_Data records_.
★ ★ ★ ★ ★
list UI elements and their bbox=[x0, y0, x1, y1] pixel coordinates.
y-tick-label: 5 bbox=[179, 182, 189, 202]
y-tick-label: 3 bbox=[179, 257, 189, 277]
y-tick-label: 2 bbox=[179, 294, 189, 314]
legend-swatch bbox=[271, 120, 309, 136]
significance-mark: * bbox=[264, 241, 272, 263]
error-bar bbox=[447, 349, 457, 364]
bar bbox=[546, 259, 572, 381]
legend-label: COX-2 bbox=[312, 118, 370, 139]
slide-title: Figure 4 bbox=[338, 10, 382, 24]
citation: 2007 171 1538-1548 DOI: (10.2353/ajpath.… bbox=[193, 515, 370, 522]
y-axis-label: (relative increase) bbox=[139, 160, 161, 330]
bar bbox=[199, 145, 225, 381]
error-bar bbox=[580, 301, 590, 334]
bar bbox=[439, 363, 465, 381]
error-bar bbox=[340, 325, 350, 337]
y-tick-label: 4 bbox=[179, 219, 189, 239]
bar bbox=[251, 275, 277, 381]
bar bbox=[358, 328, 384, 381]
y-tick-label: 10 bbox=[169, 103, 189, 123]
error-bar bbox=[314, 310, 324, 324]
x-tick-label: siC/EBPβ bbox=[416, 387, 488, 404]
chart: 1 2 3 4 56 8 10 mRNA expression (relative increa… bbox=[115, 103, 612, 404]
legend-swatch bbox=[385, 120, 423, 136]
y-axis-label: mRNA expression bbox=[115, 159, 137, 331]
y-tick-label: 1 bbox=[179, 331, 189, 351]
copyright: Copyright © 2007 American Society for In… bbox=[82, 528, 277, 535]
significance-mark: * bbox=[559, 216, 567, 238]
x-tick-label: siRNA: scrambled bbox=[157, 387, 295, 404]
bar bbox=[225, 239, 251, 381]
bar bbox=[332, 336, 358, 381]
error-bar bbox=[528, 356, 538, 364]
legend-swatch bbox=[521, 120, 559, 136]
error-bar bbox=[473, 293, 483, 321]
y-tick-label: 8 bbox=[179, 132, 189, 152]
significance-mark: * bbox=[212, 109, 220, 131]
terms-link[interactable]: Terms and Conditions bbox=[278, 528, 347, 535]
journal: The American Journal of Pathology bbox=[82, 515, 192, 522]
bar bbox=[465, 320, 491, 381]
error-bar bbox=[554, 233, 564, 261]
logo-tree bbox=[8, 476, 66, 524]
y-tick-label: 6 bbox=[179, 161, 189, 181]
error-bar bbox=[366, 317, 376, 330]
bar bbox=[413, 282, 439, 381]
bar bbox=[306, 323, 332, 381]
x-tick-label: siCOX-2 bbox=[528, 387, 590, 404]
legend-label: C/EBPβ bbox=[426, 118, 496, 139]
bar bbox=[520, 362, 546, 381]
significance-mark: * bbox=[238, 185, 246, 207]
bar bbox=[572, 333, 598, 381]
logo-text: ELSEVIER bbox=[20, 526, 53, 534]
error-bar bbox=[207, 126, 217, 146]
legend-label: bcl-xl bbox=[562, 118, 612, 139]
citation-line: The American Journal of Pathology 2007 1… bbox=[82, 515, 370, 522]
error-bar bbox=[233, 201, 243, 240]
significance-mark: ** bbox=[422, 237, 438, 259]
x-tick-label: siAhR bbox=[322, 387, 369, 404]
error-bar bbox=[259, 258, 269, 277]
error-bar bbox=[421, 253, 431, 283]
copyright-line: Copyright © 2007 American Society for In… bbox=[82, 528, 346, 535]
★ ★ ★ ★ ★
_WHAT IS BEING ASKED_. Set all of the records down again, exactly as they stand.

_TASK RESULT_.
list UI elements and their bbox=[x0, y0, x1, y1] pixel coordinates.
y-tick-label: 5 bbox=[179, 182, 189, 202]
y-tick-label: 3 bbox=[179, 257, 189, 277]
y-tick-label: 2 bbox=[179, 294, 189, 314]
legend-swatch bbox=[271, 120, 309, 136]
significance-mark: * bbox=[264, 241, 272, 263]
error-bar bbox=[447, 349, 457, 364]
bar bbox=[546, 259, 572, 381]
legend-label: COX-2 bbox=[312, 118, 370, 139]
slide-title: Figure 4 bbox=[338, 10, 382, 24]
citation: 2007 171 1538-1548 DOI: (10.2353/ajpath.… bbox=[193, 515, 370, 522]
y-axis-label: (relative increase) bbox=[139, 160, 161, 330]
bar bbox=[199, 145, 225, 381]
error-bar bbox=[580, 301, 590, 334]
bar bbox=[439, 363, 465, 381]
error-bar bbox=[340, 325, 350, 337]
y-tick-label: 4 bbox=[179, 219, 189, 239]
bar bbox=[251, 275, 277, 381]
bar bbox=[358, 328, 384, 381]
y-tick-label: 10 bbox=[169, 103, 189, 123]
error-bar bbox=[314, 310, 324, 324]
x-tick-label: siC/EBPβ bbox=[416, 387, 488, 404]
chart: 1 2 3 4 56 8 10 mRNA expression (relative increa… bbox=[115, 103, 612, 404]
legend-swatch bbox=[385, 120, 423, 136]
y-axis-label: mRNA expression bbox=[115, 159, 137, 331]
y-tick-label: 1 bbox=[179, 331, 189, 351]
copyright: Copyright © 2007 American Society for In… bbox=[82, 528, 277, 535]
significance-mark: * bbox=[559, 216, 567, 238]
x-tick-label: siRNA: scrambled bbox=[157, 387, 295, 404]
bar bbox=[225, 239, 251, 381]
bar bbox=[332, 336, 358, 381]
error-bar bbox=[528, 356, 538, 364]
legend-swatch bbox=[521, 120, 559, 136]
error-bar bbox=[473, 293, 483, 321]
y-tick-label: 8 bbox=[179, 132, 189, 152]
significance-mark: * bbox=[212, 109, 220, 131]
terms-link[interactable]: Terms and Conditions bbox=[278, 528, 347, 535]
journal: The American Journal of Pathology bbox=[82, 515, 192, 522]
bar bbox=[465, 320, 491, 381]
error-bar bbox=[554, 233, 564, 261]
logo-tree bbox=[8, 476, 66, 524]
y-tick-label: 6 bbox=[179, 161, 189, 181]
error-bar bbox=[366, 317, 376, 330]
bar bbox=[413, 282, 439, 381]
bar bbox=[306, 323, 332, 381]
x-tick-label: siCOX-2 bbox=[528, 387, 590, 404]
legend-label: C/EBPβ bbox=[426, 118, 496, 139]
bar bbox=[520, 362, 546, 381]
significance-mark: * bbox=[238, 185, 246, 207]
bar bbox=[572, 333, 598, 381]
logo-text: ELSEVIER bbox=[20, 526, 53, 534]
error-bar bbox=[207, 126, 217, 146]
legend-label: bcl-xl bbox=[562, 118, 612, 139]
citation-line: The American Journal of Pathology 2007 1… bbox=[82, 515, 370, 522]
error-bar bbox=[233, 201, 243, 240]
significance-mark: ** bbox=[422, 237, 438, 259]
x-tick-label: siAhR bbox=[322, 387, 369, 404]
error-bar bbox=[259, 258, 269, 277]
error-bar bbox=[421, 253, 431, 283]
copyright-line: Copyright © 2007 American Society for In… bbox=[82, 528, 346, 535]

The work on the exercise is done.